** START OF Source material **

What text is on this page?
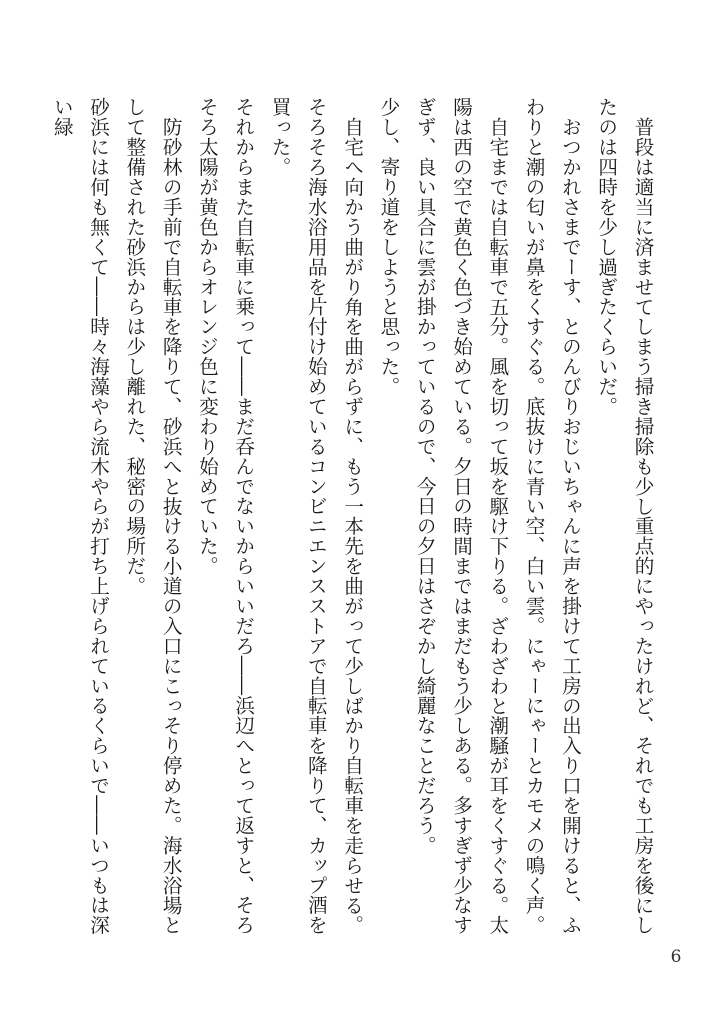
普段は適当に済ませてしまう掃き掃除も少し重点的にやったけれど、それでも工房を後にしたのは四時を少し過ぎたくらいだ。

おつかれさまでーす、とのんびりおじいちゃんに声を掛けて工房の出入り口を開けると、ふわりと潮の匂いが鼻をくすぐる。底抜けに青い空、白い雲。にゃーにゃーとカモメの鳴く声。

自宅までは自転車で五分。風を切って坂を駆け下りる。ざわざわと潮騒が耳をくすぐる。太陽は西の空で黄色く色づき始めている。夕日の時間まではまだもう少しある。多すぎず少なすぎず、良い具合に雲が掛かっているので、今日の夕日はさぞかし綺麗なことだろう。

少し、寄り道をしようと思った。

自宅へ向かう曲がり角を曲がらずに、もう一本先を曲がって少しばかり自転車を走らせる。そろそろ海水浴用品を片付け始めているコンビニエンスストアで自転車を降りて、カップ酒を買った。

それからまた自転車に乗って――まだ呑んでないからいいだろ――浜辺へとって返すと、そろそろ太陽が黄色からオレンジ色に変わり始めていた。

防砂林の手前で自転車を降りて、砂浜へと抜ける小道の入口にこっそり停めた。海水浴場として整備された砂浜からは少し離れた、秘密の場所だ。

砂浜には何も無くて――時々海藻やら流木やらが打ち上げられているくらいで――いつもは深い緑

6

** END OF Source material **

### Prompt
Repeat the records above exactly, leaving out the pictures.

### Correct result
What text is on this page?
普段は適当に済ませてしまう掃き掃除も少し重点的にやったけれど、それでも工房を後にしたのは四時を少し過ぎたくらいだ。

おつかれさまでーす、とのんびりおじいちゃんに声を掛けて工房の出入り口を開けると、ふわりと潮の匂いが鼻をくすぐる。底抜けに青い空、白い雲。にゃーにゃーとカモメの鳴く声。

自宅までは自転車で五分。風を切って坂を駆け下りる。ざわざわと潮騒が耳をくすぐる。太陽は西の空で黄色く色づき始めている。夕日の時間まではまだもう少しある。多すぎず少なすぎず、良い具合に雲が掛かっているので、今日の夕日はさぞかし綺麗なことだろう。

少し、寄り道をしようと思った。

自宅へ向かう曲がり角を曲がらずに、もう一本先を曲がって少しばかり自転車を走らせる。そろそろ海水浴用品を片付け始めているコンビニエンスストアで自転車を降りて、カップ酒を買った。

それからまた自転車に乗って――まだ呑んでないからいいだろ――浜辺へとって返すと、そろそろ太陽が黄色からオレンジ色に変わり始めていた。

防砂林の手前で自転車を降りて、砂浜へと抜ける小道の入口にこっそり停めた。海水浴場として整備された砂浜からは少し離れた、秘密の場所だ。

砂浜には何も無くて――時々海藻やら流木やらが打ち上げられているくらいで――いつもは深い緑

6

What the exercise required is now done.